======== THE DATA ========
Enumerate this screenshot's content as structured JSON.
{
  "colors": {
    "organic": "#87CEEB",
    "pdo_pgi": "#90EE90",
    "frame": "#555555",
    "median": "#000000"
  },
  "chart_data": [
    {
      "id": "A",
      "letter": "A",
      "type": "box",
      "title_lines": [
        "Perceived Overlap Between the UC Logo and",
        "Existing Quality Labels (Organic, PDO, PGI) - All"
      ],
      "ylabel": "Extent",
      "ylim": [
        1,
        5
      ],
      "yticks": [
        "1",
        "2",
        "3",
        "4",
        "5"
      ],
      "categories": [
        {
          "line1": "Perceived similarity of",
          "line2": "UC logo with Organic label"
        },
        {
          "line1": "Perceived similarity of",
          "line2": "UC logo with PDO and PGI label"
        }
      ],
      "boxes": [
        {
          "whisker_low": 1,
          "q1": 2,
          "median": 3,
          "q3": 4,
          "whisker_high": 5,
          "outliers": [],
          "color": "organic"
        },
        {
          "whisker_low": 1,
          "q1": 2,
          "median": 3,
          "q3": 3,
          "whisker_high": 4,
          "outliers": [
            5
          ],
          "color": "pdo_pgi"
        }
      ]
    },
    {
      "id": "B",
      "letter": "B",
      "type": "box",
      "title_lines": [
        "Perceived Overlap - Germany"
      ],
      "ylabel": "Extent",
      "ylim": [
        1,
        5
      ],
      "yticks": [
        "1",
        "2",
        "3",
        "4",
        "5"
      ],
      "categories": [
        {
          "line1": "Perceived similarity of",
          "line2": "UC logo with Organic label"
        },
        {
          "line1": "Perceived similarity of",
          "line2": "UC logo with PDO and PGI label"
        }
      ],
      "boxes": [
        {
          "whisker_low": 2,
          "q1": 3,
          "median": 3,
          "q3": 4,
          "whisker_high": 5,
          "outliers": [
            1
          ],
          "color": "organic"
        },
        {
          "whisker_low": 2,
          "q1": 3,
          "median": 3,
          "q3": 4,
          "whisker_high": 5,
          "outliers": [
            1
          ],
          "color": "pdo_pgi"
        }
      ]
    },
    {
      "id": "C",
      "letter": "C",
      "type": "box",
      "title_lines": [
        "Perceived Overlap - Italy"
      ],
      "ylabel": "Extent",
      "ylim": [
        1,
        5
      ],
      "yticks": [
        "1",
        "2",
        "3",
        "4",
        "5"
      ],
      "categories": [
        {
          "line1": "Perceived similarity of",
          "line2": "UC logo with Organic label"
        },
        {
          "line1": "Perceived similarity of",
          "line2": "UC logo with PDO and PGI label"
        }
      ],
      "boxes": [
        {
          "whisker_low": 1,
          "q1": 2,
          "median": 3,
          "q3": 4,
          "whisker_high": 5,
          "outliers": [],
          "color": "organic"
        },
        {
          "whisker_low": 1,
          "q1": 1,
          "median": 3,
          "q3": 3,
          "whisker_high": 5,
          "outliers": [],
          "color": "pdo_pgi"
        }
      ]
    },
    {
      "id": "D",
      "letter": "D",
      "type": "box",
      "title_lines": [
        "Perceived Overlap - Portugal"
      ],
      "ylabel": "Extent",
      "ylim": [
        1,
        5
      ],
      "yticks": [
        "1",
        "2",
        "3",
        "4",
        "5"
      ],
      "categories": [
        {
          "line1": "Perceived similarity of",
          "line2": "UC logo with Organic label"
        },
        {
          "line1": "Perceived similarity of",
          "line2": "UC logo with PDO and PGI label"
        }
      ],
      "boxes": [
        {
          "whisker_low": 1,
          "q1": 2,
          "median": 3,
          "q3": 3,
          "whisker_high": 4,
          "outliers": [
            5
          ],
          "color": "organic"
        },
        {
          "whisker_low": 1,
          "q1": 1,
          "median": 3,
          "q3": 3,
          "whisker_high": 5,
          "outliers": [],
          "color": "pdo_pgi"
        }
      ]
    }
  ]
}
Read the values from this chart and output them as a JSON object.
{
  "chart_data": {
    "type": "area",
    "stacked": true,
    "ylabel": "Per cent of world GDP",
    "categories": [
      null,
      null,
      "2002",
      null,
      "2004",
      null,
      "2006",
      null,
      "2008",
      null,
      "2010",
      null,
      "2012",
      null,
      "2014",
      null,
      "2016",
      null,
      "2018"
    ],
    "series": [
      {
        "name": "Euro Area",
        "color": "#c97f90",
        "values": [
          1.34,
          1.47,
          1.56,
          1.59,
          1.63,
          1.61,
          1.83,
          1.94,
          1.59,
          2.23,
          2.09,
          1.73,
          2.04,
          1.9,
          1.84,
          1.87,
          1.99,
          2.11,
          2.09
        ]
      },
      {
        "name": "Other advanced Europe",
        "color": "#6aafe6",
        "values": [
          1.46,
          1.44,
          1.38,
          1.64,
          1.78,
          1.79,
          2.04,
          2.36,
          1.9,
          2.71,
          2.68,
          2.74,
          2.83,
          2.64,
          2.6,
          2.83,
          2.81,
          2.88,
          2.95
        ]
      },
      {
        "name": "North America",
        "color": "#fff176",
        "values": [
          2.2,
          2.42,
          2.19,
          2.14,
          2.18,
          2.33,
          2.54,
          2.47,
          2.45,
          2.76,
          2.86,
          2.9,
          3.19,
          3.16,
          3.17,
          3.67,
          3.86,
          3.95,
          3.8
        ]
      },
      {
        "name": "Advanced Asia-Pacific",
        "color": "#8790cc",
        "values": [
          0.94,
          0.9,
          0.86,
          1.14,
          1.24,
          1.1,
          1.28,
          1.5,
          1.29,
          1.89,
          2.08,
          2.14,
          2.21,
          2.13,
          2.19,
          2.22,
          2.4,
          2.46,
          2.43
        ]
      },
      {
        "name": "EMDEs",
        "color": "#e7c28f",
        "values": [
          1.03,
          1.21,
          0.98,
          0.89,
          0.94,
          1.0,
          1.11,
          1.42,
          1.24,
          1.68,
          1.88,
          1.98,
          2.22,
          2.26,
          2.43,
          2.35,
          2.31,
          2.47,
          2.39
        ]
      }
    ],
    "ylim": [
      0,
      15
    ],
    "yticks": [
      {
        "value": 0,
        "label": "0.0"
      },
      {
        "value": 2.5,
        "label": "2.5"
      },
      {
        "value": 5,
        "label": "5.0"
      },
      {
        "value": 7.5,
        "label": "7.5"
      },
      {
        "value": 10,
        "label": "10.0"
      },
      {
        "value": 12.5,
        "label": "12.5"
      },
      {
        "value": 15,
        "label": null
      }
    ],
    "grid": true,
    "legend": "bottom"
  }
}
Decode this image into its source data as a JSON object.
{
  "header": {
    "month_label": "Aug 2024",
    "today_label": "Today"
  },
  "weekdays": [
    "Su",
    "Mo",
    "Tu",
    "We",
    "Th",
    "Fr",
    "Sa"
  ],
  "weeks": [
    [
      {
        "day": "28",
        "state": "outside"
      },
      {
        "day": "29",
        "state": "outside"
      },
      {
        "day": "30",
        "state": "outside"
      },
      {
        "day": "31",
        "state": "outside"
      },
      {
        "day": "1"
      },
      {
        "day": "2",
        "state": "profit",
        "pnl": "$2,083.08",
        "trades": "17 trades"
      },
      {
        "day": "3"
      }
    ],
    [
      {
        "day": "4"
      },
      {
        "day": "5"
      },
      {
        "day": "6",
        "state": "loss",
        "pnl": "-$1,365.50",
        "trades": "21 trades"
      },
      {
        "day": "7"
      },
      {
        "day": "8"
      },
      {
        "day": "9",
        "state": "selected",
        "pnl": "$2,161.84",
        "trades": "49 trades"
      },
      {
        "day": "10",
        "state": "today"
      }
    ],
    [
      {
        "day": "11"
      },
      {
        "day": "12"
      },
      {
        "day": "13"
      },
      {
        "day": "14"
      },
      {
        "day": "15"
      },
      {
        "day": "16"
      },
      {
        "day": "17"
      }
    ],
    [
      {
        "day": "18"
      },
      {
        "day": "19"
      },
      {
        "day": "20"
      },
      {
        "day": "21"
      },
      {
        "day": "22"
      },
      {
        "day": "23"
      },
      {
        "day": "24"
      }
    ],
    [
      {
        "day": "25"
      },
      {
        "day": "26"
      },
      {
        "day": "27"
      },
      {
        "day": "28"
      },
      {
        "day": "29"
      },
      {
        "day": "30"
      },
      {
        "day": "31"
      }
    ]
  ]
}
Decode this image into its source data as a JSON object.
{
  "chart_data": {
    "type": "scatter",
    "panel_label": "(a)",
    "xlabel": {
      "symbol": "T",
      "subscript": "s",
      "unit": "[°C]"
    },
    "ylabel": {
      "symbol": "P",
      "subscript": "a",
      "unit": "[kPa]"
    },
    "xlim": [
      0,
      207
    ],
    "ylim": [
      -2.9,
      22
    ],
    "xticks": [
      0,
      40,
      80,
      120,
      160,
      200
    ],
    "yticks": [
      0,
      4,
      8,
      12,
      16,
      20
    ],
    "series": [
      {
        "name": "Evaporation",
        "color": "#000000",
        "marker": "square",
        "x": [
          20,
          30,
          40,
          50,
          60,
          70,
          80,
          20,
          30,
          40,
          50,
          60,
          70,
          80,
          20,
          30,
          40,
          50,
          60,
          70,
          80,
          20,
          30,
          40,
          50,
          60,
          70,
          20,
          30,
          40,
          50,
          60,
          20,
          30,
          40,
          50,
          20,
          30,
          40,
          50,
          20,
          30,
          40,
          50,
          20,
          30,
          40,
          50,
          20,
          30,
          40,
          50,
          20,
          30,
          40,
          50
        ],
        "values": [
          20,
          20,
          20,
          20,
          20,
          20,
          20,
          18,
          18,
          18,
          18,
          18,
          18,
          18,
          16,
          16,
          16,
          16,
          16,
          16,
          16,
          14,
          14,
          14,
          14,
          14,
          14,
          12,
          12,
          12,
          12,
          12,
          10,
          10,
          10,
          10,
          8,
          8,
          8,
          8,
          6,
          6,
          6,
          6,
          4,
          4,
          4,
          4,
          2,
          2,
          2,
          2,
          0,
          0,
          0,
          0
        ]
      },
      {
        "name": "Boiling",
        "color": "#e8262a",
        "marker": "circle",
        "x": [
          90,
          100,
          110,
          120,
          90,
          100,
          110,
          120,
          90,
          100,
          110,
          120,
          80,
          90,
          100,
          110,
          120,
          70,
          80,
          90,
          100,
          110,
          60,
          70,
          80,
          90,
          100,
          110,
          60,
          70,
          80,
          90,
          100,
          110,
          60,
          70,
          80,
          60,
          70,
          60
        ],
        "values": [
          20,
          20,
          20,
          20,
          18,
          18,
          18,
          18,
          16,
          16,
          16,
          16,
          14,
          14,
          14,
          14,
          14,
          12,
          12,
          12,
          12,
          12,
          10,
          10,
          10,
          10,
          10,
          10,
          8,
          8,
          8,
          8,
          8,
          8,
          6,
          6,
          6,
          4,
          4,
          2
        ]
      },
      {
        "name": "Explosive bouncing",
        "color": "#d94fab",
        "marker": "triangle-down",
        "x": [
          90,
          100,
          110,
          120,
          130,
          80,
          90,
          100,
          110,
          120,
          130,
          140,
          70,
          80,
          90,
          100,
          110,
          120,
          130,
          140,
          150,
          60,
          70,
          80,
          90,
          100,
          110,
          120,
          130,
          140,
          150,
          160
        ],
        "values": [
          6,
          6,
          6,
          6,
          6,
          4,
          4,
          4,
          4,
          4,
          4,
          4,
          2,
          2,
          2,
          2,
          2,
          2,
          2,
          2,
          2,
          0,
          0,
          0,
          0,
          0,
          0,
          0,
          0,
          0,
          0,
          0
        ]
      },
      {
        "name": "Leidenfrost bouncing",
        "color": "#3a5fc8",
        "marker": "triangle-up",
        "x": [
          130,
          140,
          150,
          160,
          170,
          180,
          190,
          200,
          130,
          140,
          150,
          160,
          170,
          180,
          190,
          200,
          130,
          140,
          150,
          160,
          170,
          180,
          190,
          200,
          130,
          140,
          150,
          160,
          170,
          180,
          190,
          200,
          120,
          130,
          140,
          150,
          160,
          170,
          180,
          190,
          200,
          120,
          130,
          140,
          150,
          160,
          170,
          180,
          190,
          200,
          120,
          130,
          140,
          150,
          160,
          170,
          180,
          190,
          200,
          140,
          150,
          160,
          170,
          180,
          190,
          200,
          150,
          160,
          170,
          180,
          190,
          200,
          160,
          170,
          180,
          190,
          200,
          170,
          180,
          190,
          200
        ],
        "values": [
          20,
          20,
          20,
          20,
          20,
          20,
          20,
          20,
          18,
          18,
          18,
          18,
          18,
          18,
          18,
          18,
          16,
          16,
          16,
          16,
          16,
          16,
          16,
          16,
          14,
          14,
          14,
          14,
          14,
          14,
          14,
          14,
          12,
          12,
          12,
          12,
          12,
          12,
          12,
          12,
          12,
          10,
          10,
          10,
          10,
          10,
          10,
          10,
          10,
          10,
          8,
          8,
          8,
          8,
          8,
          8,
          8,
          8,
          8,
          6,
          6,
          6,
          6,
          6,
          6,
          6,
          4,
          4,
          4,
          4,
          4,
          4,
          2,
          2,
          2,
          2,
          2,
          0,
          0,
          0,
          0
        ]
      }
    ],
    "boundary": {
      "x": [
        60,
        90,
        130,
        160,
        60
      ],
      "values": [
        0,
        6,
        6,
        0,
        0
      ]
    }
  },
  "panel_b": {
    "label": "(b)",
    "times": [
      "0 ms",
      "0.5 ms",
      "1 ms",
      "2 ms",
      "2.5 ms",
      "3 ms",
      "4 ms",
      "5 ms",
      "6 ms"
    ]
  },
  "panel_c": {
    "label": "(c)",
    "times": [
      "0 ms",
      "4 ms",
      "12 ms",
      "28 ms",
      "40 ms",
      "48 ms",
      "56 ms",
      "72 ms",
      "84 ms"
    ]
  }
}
========
Find the lines containing "marker" and list every one of them.

        "marker": "square",
        "marker": "circle",
        "marker": "triangle-down",
        "marker": "triangle-up",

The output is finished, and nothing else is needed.